**Stated task:** Lift out each line of the data that holds "нижний".

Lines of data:
········

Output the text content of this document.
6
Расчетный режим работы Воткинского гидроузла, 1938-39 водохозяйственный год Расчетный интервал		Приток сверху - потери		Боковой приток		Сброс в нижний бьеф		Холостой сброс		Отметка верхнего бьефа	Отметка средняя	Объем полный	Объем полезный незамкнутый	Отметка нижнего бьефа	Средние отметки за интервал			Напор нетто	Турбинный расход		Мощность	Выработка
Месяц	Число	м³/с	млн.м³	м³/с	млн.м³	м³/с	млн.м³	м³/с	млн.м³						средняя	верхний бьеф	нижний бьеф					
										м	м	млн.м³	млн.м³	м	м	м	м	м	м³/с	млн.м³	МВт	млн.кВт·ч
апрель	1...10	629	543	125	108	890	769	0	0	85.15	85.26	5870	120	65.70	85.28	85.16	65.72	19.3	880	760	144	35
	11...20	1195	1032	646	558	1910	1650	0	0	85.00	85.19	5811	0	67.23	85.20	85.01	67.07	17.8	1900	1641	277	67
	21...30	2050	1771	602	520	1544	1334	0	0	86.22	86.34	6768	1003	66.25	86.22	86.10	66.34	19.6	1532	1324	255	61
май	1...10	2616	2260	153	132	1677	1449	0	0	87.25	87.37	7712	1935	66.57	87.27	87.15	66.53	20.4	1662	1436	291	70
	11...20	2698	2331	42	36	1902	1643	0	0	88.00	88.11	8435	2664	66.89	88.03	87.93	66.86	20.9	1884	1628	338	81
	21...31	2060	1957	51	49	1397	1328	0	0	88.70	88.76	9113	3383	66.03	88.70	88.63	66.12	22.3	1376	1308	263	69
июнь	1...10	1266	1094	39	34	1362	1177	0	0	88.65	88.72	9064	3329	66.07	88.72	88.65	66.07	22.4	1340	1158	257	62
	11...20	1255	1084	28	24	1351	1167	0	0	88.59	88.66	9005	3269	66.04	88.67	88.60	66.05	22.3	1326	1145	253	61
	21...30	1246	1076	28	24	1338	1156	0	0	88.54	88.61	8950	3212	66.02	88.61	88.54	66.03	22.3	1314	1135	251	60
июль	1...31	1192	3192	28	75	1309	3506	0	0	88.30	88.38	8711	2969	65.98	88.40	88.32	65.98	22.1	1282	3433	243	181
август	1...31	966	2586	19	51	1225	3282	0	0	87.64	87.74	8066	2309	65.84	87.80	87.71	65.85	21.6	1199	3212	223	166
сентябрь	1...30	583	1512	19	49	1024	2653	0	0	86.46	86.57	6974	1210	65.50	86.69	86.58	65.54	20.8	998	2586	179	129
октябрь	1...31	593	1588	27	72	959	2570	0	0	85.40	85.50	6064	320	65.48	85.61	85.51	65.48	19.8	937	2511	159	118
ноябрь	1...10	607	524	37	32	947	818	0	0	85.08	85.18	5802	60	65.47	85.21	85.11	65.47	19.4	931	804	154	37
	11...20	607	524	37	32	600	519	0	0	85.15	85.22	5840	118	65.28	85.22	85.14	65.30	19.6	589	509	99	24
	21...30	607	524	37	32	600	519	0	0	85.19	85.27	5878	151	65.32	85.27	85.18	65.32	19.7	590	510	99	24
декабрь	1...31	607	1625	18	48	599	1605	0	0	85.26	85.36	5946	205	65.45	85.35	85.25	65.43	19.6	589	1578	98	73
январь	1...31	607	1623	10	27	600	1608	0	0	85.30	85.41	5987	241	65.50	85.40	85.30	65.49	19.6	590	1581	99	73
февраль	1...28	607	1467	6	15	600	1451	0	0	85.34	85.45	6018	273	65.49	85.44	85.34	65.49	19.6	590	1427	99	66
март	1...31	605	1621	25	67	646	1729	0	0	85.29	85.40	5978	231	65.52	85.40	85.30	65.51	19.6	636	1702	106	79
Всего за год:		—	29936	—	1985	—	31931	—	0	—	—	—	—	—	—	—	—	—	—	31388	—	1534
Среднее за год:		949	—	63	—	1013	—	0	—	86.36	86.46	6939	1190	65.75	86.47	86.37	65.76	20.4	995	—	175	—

········

**Finished answer:**
Расчетный режим работы Воткинского гидроузла, 1938-39 водохозяйственный год Расчетный интервал		Приток сверху - потери		Боковой приток		Сброс в нижний бьеф		Холостой сброс		Отметка верхнего бьефа	Отметка средняя	Объем полный	Объем полезный незамкнутый	Отметка нижнего бьефа	Средние отметки за интервал			Напор нетто	Турбинный расход		Мощность	Выработка
Месяц	Число	м³/с	млн.м³	м³/с	млн.м³	м³/с	млн.м³	м³/с	млн.м³						средняя	верхний бьеф	нижний бьеф					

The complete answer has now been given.